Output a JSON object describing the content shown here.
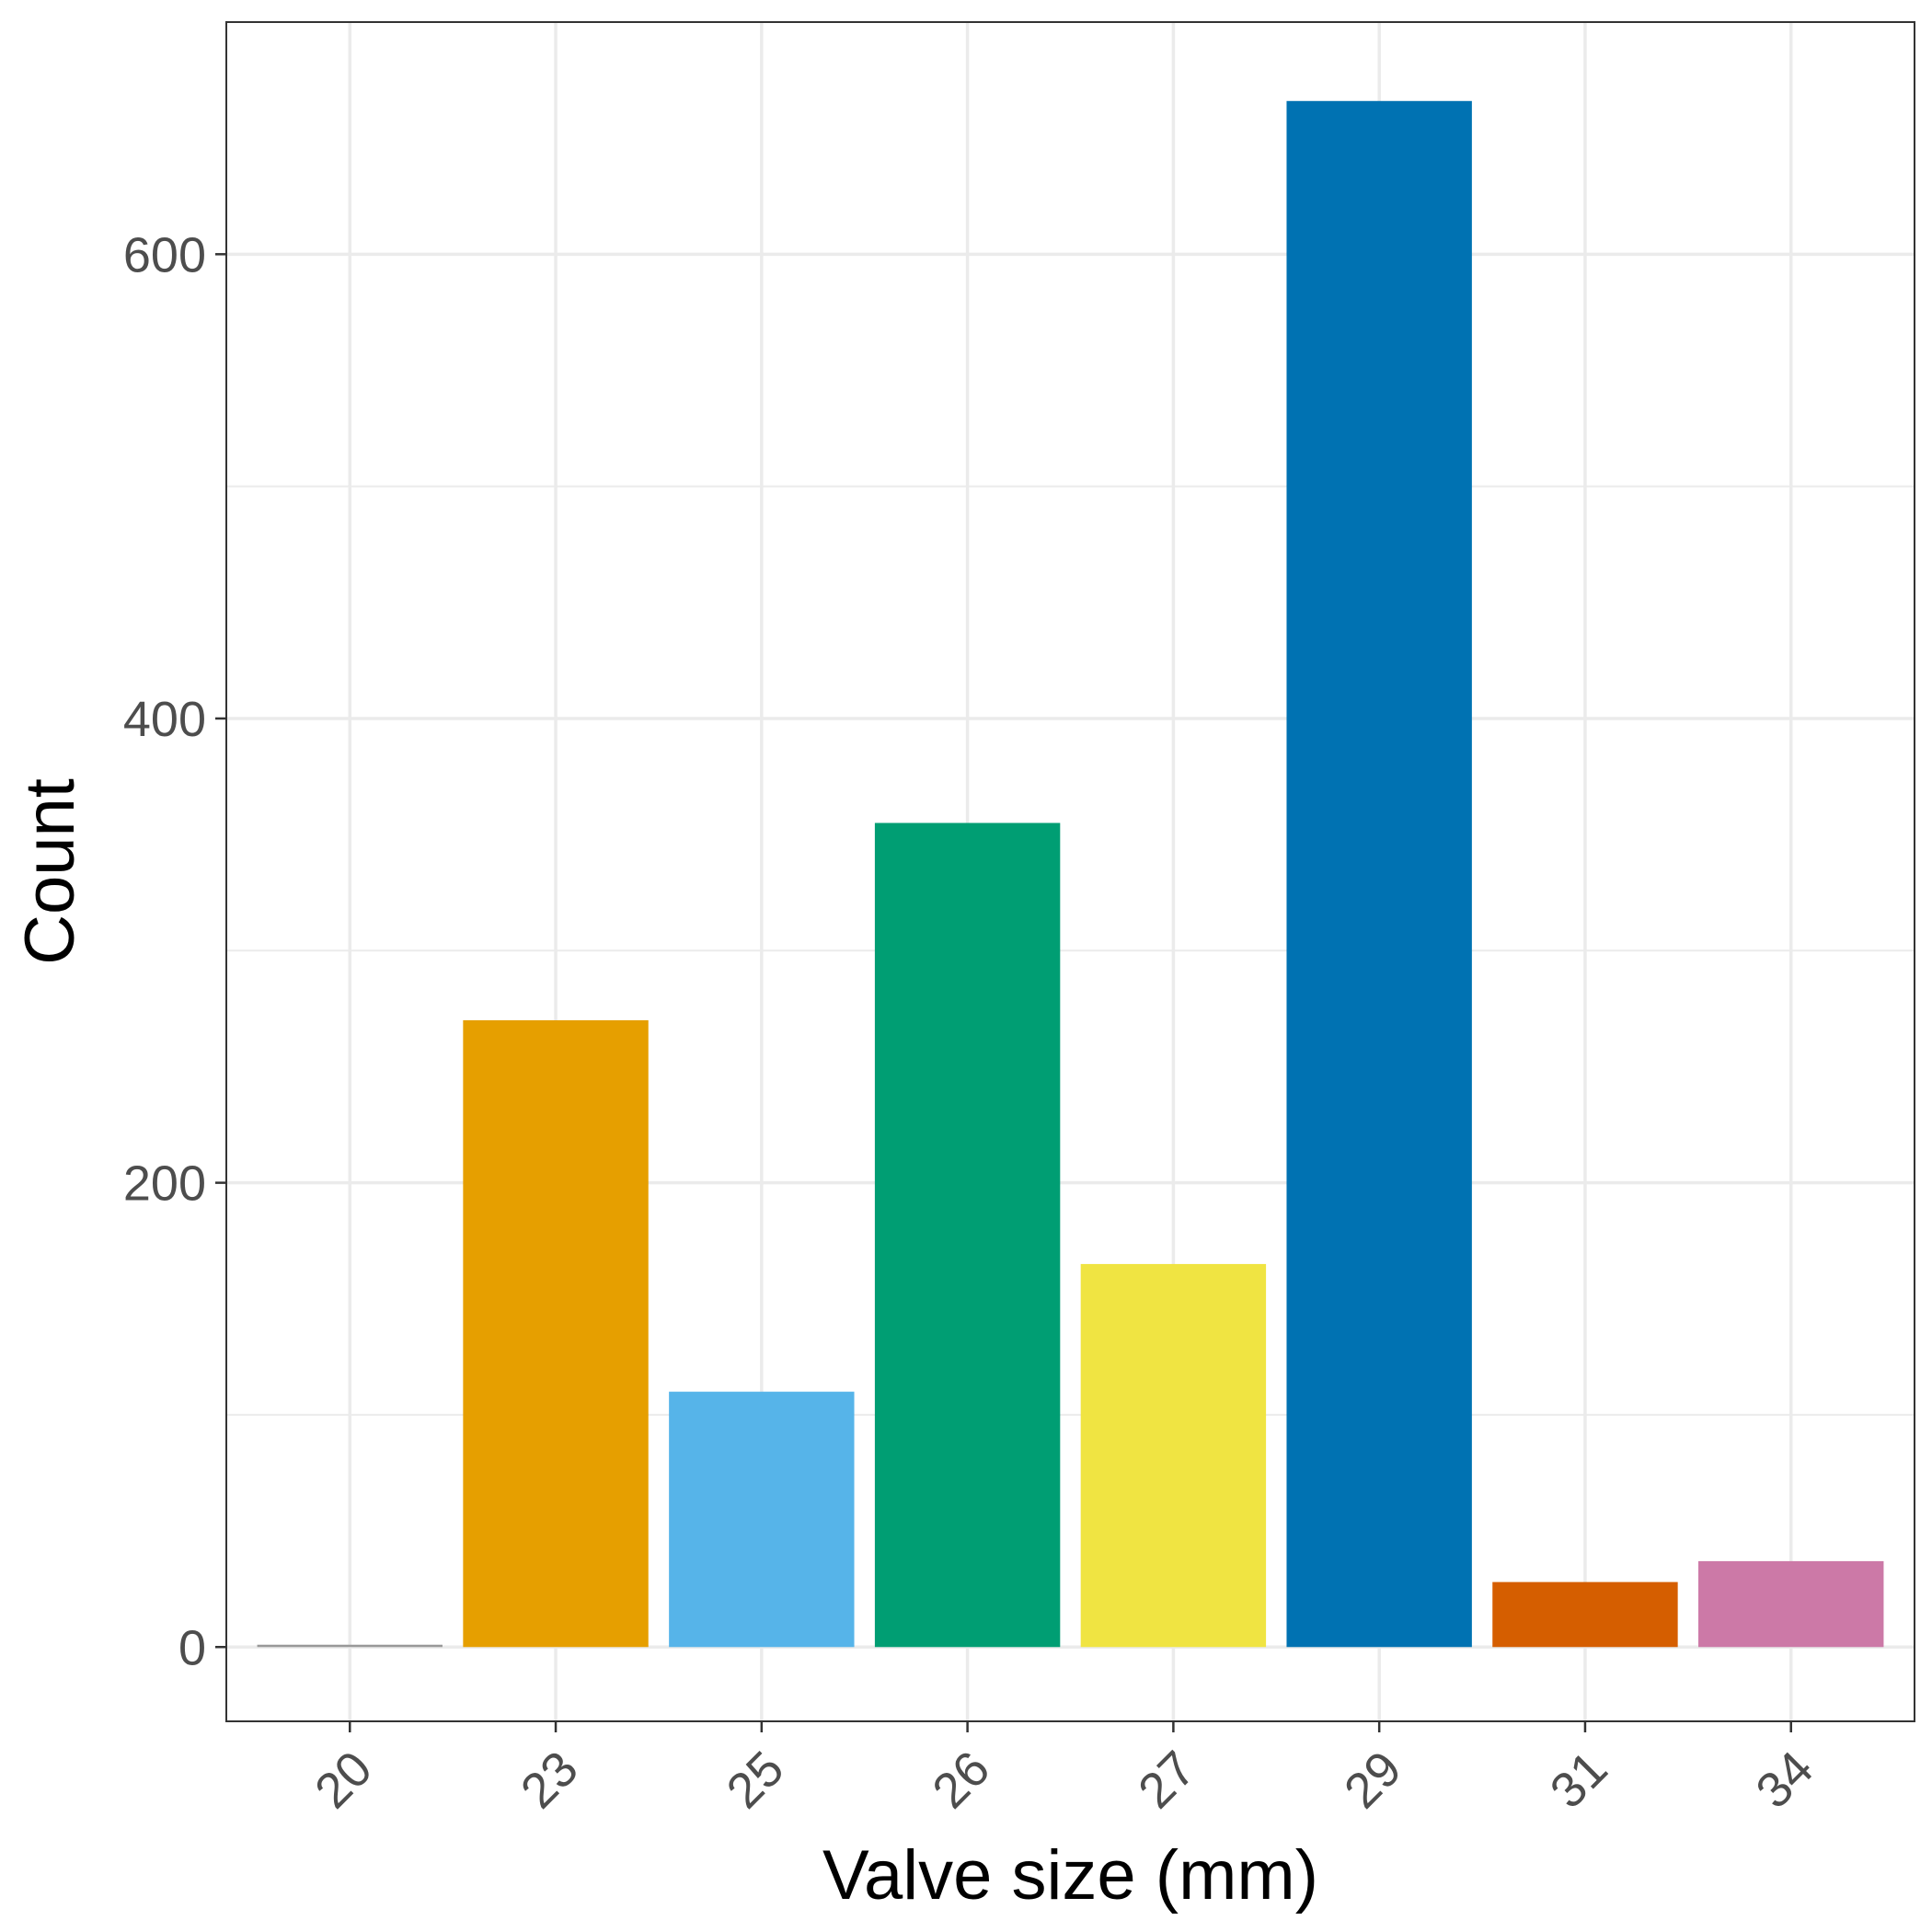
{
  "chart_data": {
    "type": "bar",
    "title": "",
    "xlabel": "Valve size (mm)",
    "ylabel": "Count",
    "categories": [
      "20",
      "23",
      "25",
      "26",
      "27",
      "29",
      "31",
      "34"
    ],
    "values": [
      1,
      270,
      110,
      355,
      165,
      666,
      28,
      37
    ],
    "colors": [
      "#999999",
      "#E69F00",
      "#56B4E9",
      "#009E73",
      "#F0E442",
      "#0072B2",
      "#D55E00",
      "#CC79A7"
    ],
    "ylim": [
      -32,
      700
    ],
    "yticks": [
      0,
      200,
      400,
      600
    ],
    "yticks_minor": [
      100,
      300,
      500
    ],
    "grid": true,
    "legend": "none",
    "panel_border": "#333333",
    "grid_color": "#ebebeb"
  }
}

##########

Reproduce the data above in full, exactly as it is, with the pictures left out.

▶ _Response_
Output a JSON object describing the content shown here.
{
  "chart_data": {
    "type": "bar",
    "title": "",
    "xlabel": "Valve size (mm)",
    "ylabel": "Count",
    "categories": [
      "20",
      "23",
      "25",
      "26",
      "27",
      "29",
      "31",
      "34"
    ],
    "values": [
      1,
      270,
      110,
      355,
      165,
      666,
      28,
      37
    ],
    "colors": [
      "#999999",
      "#E69F00",
      "#56B4E9",
      "#009E73",
      "#F0E442",
      "#0072B2",
      "#D55E00",
      "#CC79A7"
    ],
    "ylim": [
      -32,
      700
    ],
    "yticks": [
      0,
      200,
      400,
      600
    ],
    "yticks_minor": [
      100,
      300,
      500
    ],
    "grid": true,
    "legend": "none",
    "panel_border": "#333333",
    "grid_color": "#ebebeb"
  }
}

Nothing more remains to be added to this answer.